Rename "Phonon DOS" to "Phonon density of states" in the lines from the very first one through the line holding "y-tick-label: 5 [52,188,62,204]", inclusive, and give those lines back with nothing else changed.

## Extracted information

☆ ☆ ☆ ☆

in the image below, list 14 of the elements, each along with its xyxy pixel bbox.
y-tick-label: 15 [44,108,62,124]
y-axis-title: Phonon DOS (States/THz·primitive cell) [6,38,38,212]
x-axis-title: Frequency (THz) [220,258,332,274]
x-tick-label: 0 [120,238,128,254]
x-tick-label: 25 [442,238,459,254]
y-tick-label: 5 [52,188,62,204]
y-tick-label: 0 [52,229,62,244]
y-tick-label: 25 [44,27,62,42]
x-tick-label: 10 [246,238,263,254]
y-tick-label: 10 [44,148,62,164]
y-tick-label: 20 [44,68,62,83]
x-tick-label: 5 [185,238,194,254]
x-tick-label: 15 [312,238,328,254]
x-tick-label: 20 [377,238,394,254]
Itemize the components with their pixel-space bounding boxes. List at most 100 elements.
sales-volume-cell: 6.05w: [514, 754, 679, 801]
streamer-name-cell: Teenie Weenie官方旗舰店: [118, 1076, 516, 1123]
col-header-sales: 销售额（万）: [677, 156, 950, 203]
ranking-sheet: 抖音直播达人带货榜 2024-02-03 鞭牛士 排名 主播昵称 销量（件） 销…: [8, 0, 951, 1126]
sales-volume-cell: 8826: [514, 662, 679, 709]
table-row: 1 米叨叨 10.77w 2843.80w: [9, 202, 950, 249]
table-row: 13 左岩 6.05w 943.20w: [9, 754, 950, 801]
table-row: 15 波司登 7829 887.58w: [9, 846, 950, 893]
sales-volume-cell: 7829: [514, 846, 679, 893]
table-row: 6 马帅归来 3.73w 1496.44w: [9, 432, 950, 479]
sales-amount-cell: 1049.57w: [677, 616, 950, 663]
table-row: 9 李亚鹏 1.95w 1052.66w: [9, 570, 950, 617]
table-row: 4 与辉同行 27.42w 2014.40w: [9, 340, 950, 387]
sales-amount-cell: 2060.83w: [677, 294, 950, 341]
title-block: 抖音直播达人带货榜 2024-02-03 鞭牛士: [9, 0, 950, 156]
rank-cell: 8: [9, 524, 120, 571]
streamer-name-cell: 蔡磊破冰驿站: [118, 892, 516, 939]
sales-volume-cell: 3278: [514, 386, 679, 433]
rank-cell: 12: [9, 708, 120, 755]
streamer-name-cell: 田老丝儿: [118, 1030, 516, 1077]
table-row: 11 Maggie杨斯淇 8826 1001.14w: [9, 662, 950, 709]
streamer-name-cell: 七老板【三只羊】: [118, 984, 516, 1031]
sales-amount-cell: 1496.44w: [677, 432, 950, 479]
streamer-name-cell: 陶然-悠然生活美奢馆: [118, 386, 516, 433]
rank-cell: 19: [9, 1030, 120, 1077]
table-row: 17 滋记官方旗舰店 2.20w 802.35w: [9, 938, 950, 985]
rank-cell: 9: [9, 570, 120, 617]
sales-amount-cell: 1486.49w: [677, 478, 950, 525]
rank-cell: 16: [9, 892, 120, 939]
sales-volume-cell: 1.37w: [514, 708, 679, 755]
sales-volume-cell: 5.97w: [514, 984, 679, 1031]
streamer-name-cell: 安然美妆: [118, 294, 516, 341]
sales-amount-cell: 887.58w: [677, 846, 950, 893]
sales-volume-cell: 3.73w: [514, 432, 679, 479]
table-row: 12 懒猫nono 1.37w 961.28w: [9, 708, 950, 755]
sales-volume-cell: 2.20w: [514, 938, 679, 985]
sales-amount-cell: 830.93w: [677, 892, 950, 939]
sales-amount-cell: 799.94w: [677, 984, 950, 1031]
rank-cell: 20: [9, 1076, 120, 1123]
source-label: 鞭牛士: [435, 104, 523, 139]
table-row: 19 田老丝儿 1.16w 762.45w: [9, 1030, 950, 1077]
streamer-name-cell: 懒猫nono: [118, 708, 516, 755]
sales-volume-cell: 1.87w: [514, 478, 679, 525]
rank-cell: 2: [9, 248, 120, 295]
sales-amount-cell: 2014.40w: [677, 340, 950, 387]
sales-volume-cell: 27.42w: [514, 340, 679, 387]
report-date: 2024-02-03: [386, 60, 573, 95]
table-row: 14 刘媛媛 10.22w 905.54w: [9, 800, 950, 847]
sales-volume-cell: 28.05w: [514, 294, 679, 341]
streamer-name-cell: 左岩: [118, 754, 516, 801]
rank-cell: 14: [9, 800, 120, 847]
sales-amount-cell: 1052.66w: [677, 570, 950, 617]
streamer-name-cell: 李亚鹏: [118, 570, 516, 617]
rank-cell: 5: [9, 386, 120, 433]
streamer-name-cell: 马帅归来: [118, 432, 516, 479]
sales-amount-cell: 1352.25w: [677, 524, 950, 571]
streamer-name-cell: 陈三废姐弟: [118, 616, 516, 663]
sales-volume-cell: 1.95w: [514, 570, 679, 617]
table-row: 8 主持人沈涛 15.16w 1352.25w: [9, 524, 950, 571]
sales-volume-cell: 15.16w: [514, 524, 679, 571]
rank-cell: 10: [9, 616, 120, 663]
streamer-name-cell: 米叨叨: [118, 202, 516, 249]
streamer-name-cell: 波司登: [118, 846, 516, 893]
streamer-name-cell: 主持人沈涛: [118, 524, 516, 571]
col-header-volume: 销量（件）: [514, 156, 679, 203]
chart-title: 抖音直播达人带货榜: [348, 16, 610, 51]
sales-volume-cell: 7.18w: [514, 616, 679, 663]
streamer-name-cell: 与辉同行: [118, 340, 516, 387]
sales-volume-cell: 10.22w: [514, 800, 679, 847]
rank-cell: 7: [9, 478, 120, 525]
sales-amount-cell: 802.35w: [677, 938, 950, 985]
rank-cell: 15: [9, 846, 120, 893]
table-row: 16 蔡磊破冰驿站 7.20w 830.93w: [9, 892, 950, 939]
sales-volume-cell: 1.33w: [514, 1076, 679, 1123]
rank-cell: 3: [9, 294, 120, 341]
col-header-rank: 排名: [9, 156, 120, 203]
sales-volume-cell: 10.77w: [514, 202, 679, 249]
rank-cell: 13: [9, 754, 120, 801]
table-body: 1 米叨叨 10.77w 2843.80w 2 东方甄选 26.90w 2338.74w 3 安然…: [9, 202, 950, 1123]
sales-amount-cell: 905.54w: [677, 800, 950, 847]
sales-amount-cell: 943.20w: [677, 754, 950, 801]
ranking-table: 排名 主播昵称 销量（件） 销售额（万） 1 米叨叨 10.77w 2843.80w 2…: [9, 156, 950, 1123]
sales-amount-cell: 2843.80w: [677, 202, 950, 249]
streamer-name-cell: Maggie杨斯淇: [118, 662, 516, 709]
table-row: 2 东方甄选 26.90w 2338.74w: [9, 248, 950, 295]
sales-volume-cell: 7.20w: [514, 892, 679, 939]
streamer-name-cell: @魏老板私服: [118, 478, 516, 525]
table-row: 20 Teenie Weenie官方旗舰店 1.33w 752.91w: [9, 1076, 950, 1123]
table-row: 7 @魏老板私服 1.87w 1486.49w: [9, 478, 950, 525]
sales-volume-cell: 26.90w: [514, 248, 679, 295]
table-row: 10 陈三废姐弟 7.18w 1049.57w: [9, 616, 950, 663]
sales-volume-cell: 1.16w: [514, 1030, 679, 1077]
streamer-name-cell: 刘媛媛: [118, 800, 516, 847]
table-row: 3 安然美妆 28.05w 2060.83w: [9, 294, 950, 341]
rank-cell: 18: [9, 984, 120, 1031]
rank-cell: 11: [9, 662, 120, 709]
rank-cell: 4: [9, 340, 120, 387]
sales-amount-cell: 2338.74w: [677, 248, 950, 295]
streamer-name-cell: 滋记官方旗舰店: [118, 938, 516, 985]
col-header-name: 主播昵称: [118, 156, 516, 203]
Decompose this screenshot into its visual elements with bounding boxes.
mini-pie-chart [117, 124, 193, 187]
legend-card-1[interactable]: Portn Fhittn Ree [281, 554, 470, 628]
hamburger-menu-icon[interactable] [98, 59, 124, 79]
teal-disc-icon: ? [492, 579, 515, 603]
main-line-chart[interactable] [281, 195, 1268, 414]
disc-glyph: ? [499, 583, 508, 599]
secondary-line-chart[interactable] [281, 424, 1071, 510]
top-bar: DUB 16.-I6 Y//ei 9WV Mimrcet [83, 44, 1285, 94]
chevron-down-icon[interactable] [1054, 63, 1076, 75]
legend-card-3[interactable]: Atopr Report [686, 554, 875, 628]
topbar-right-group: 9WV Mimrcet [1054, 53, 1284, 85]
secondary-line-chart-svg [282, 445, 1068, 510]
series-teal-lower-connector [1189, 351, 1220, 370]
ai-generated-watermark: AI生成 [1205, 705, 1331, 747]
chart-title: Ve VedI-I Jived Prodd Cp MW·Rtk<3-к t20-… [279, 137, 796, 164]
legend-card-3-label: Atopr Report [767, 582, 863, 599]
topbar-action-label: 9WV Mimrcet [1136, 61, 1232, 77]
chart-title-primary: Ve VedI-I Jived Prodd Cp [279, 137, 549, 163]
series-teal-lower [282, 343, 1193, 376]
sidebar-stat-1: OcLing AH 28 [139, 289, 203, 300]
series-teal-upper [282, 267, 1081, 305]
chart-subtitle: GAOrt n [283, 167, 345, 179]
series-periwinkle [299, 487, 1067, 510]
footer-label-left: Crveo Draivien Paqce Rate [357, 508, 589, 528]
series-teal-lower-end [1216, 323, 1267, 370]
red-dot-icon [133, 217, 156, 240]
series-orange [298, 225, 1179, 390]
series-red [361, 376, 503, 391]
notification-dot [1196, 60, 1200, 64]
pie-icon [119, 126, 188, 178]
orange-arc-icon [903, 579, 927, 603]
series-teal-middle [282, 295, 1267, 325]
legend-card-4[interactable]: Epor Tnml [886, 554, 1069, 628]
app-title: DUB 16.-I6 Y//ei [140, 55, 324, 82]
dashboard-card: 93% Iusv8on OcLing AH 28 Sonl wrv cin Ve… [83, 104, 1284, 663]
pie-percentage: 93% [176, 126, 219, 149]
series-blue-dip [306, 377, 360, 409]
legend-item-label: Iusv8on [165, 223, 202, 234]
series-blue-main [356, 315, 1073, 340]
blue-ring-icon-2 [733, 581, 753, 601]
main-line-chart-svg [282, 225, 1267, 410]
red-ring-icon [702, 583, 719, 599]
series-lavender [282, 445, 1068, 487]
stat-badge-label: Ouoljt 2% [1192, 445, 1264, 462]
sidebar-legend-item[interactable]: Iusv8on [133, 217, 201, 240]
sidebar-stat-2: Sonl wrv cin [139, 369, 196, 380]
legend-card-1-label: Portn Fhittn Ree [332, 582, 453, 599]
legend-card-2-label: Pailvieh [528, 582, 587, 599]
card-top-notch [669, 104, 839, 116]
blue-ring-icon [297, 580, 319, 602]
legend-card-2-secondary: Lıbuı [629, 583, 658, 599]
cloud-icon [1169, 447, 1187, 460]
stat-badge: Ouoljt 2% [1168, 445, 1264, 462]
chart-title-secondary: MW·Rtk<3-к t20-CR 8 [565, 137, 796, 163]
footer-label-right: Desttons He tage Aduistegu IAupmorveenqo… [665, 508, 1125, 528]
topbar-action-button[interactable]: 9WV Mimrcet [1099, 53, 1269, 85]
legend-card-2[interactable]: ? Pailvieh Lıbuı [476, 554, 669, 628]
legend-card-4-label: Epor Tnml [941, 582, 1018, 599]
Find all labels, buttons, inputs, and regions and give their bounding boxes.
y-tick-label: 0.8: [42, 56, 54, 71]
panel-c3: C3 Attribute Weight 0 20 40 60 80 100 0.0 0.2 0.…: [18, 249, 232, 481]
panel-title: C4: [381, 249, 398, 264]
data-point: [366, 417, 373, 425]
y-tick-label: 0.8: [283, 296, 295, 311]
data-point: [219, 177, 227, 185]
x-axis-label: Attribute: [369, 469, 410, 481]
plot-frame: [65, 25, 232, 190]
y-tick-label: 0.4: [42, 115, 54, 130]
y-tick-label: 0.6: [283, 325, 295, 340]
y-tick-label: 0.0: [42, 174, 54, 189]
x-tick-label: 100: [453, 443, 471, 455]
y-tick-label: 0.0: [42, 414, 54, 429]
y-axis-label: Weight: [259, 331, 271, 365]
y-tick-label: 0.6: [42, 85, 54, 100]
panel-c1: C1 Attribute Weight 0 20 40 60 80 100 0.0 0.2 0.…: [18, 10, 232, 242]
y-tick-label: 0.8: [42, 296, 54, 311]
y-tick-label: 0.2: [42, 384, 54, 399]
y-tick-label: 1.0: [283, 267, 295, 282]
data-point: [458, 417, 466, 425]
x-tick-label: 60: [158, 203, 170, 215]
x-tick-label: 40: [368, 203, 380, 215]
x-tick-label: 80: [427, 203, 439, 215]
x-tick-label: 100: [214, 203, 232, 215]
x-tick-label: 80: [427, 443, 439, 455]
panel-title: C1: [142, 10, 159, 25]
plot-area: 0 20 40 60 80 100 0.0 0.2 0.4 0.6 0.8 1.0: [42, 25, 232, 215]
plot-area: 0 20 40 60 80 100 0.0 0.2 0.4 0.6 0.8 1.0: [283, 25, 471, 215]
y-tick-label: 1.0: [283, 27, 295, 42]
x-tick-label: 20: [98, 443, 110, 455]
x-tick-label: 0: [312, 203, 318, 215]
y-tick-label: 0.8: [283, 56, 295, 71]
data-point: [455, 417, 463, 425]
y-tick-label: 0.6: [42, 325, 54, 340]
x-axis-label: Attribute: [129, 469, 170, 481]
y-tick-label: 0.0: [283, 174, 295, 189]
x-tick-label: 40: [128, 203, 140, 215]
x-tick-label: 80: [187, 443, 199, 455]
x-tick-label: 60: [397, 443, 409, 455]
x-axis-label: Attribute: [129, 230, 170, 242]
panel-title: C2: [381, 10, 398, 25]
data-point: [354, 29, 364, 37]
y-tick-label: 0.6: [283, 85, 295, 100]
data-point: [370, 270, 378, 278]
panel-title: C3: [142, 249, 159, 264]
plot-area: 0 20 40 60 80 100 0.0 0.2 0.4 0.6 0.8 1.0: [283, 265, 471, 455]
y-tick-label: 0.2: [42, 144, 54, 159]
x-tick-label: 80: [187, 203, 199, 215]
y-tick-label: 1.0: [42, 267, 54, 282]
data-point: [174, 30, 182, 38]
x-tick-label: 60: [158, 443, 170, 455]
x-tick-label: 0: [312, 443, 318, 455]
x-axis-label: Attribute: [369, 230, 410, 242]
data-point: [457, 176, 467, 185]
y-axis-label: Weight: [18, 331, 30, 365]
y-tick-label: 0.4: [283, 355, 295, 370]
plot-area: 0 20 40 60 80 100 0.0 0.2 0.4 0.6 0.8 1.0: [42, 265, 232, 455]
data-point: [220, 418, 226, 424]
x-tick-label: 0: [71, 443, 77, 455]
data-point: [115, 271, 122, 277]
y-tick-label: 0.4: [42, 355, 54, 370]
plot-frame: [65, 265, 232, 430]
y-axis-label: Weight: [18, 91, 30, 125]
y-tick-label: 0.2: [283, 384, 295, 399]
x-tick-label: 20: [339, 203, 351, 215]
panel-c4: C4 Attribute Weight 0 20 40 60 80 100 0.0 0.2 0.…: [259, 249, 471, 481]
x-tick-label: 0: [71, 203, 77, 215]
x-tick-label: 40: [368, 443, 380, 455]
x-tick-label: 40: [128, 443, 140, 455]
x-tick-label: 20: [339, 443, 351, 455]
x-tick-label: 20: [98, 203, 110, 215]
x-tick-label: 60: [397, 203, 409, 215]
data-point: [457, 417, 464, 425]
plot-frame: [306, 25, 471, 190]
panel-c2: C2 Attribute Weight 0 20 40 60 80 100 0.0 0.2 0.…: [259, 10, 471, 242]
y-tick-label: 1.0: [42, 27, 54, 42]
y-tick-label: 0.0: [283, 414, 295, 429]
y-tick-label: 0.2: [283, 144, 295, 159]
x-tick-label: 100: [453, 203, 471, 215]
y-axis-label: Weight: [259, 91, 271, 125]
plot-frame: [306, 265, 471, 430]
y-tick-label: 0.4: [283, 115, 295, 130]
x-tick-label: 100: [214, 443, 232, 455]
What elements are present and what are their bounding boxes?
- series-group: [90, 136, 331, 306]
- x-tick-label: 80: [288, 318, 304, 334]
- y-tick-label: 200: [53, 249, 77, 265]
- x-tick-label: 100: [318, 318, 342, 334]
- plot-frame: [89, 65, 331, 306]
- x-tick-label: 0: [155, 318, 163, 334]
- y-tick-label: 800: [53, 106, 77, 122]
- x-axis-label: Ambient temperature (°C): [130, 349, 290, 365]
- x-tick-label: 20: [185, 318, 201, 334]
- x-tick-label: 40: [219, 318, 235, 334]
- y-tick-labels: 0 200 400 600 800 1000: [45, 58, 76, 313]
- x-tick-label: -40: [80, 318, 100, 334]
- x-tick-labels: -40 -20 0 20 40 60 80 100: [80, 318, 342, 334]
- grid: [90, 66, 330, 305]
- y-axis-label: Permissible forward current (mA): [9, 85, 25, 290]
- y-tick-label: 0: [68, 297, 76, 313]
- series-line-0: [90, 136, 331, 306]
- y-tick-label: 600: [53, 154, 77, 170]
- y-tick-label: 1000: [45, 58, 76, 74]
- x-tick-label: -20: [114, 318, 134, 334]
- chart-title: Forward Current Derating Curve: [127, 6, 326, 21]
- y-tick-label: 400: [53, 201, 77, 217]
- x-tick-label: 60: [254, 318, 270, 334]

☆ ☆ ☆ ☆

## Answer to the problem
in the image below, list 14 of the elements, each along with its xyxy pixel bbox.
y-tick-label: 15 [44,108,62,124]
y-axis-title: Phonon density of states (States/THz·primitive cell) [6,38,38,212]
x-axis-title: Frequency (THz) [220,258,332,274]
x-tick-label: 0 [120,238,128,254]
x-tick-label: 25 [442,238,459,254]
y-tick-label: 5 [52,188,62,204]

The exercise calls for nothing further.